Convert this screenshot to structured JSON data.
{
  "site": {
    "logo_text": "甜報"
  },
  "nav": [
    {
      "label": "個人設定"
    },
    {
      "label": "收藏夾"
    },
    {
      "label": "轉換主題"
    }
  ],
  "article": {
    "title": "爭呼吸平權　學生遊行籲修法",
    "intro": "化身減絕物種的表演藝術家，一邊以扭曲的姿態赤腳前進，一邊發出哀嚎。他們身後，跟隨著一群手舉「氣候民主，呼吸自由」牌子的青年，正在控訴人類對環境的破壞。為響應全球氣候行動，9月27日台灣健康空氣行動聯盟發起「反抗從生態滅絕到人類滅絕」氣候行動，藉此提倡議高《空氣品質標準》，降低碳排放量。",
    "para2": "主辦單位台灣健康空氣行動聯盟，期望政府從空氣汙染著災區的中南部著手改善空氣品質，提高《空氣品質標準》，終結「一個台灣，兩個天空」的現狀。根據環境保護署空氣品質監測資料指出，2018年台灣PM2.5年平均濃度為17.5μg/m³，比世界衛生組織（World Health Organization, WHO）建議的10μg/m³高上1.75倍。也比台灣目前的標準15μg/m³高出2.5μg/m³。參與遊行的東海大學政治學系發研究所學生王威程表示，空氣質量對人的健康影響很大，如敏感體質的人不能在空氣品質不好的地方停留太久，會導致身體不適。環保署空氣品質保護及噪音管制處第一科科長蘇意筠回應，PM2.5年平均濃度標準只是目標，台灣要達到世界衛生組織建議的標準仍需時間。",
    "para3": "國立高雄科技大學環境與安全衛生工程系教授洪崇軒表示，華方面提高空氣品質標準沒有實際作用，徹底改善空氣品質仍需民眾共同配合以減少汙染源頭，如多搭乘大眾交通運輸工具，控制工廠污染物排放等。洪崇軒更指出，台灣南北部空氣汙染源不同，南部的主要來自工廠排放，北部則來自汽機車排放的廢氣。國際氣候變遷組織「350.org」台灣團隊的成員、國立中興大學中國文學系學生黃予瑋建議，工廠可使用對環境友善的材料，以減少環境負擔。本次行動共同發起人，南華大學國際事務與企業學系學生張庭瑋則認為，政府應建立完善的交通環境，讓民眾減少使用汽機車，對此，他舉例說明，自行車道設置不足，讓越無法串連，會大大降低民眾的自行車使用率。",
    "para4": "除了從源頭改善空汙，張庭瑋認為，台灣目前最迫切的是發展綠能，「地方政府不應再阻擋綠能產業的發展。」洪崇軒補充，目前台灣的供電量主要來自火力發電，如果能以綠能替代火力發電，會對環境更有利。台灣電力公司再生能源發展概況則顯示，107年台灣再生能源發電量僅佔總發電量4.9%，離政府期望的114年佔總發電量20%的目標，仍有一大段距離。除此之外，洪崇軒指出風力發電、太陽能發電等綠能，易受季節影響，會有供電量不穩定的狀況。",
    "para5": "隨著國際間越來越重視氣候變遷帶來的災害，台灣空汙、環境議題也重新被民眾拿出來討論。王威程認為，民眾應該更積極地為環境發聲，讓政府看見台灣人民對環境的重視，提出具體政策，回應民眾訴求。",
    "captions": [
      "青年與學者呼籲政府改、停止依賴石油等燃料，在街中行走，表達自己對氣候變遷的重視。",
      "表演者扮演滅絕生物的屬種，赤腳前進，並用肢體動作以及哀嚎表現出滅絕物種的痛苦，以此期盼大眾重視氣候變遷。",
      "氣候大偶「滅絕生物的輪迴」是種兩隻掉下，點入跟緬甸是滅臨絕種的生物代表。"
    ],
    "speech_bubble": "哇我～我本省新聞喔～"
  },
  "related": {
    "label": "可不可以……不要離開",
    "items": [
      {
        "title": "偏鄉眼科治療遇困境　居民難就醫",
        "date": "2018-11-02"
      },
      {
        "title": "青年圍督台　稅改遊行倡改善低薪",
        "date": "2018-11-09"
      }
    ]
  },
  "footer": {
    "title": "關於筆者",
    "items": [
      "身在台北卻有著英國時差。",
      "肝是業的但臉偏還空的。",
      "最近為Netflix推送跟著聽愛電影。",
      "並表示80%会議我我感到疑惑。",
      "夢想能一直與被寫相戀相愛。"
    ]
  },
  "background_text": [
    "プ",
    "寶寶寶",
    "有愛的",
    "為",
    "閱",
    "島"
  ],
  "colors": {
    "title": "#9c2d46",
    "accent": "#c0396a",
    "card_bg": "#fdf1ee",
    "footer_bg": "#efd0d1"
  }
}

━━━━━━

* [Problem] Repeat the material above in full, keeping every word.

* [Solution for this problem]
Convert this screenshot to structured JSON data.
{
  "site": {
    "logo_text": "甜報"
  },
  "nav": [
    {
      "label": "個人設定"
    },
    {
      "label": "收藏夾"
    },
    {
      "label": "轉換主題"
    }
  ],
  "article": {
    "title": "爭呼吸平權　學生遊行籲修法",
    "intro": "化身減絕物種的表演藝術家，一邊以扭曲的姿態赤腳前進，一邊發出哀嚎。他們身後，跟隨著一群手舉「氣候民主，呼吸自由」牌子的青年，正在控訴人類對環境的破壞。為響應全球氣候行動，9月27日台灣健康空氣行動聯盟發起「反抗從生態滅絕到人類滅絕」氣候行動，藉此提倡議高《空氣品質標準》，降低碳排放量。",
    "para2": "主辦單位台灣健康空氣行動聯盟，期望政府從空氣汙染著災區的中南部著手改善空氣品質，提高《空氣品質標準》，終結「一個台灣，兩個天空」的現狀。根據環境保護署空氣品質監測資料指出，2018年台灣PM2.5年平均濃度為17.5μg/m³，比世界衛生組織（World Health Organization, WHO）建議的10μg/m³高上1.75倍。也比台灣目前的標準15μg/m³高出2.5μg/m³。參與遊行的東海大學政治學系發研究所學生王威程表示，空氣質量對人的健康影響很大，如敏感體質的人不能在空氣品質不好的地方停留太久，會導致身體不適。環保署空氣品質保護及噪音管制處第一科科長蘇意筠回應，PM2.5年平均濃度標準只是目標，台灣要達到世界衛生組織建議的標準仍需時間。",
    "para3": "國立高雄科技大學環境與安全衛生工程系教授洪崇軒表示，華方面提高空氣品質標準沒有實際作用，徹底改善空氣品質仍需民眾共同配合以減少汙染源頭，如多搭乘大眾交通運輸工具，控制工廠污染物排放等。洪崇軒更指出，台灣南北部空氣汙染源不同，南部的主要來自工廠排放，北部則來自汽機車排放的廢氣。國際氣候變遷組織「350.org」台灣團隊的成員、國立中興大學中國文學系學生黃予瑋建議，工廠可使用對環境友善的材料，以減少環境負擔。本次行動共同發起人，南華大學國際事務與企業學系學生張庭瑋則認為，政府應建立完善的交通環境，讓民眾減少使用汽機車，對此，他舉例說明，自行車道設置不足，讓越無法串連，會大大降低民眾的自行車使用率。",
    "para4": "除了從源頭改善空汙，張庭瑋認為，台灣目前最迫切的是發展綠能，「地方政府不應再阻擋綠能產業的發展。」洪崇軒補充，目前台灣的供電量主要來自火力發電，如果能以綠能替代火力發電，會對環境更有利。台灣電力公司再生能源發展概況則顯示，107年台灣再生能源發電量僅佔總發電量4.9%，離政府期望的114年佔總發電量20%的目標，仍有一大段距離。除此之外，洪崇軒指出風力發電、太陽能發電等綠能，易受季節影響，會有供電量不穩定的狀況。",
    "para5": "隨著國際間越來越重視氣候變遷帶來的災害，台灣空汙、環境議題也重新被民眾拿出來討論。王威程認為，民眾應該更積極地為環境發聲，讓政府看見台灣人民對環境的重視，提出具體政策，回應民眾訴求。",
    "captions": [
      "青年與學者呼籲政府改、停止依賴石油等燃料，在街中行走，表達自己對氣候變遷的重視。",
      "表演者扮演滅絕生物的屬種，赤腳前進，並用肢體動作以及哀嚎表現出滅絕物種的痛苦，以此期盼大眾重視氣候變遷。",
      "氣候大偶「滅絕生物的輪迴」是種兩隻掉下，點入跟緬甸是滅臨絕種的生物代表。"
    ],
    "speech_bubble": "哇我～我本省新聞喔～"
  },
  "related": {
    "label": "可不可以……不要離開",
    "items": [
      {
        "title": "偏鄉眼科治療遇困境　居民難就醫",
        "date": "2018-11-02"
      },
      {
        "title": "青年圍督台　稅改遊行倡改善低薪",
        "date": "2018-11-09"
      }
    ]
  },
  "footer": {
    "title": "關於筆者",
    "items": [
      "身在台北卻有著英國時差。",
      "肝是業的但臉偏還空的。",
      "最近為Netflix推送跟著聽愛電影。",
      "並表示80%会議我我感到疑惑。",
      "夢想能一直與被寫相戀相愛。"
    ]
  },
  "background_text": [
    "プ",
    "寶寶寶",
    "有愛的",
    "為",
    "閱",
    "島"
  ],
  "colors": {
    "title": "#9c2d46",
    "accent": "#c0396a",
    "card_bg": "#fdf1ee",
    "footer_bg": "#efd0d1"
  }
}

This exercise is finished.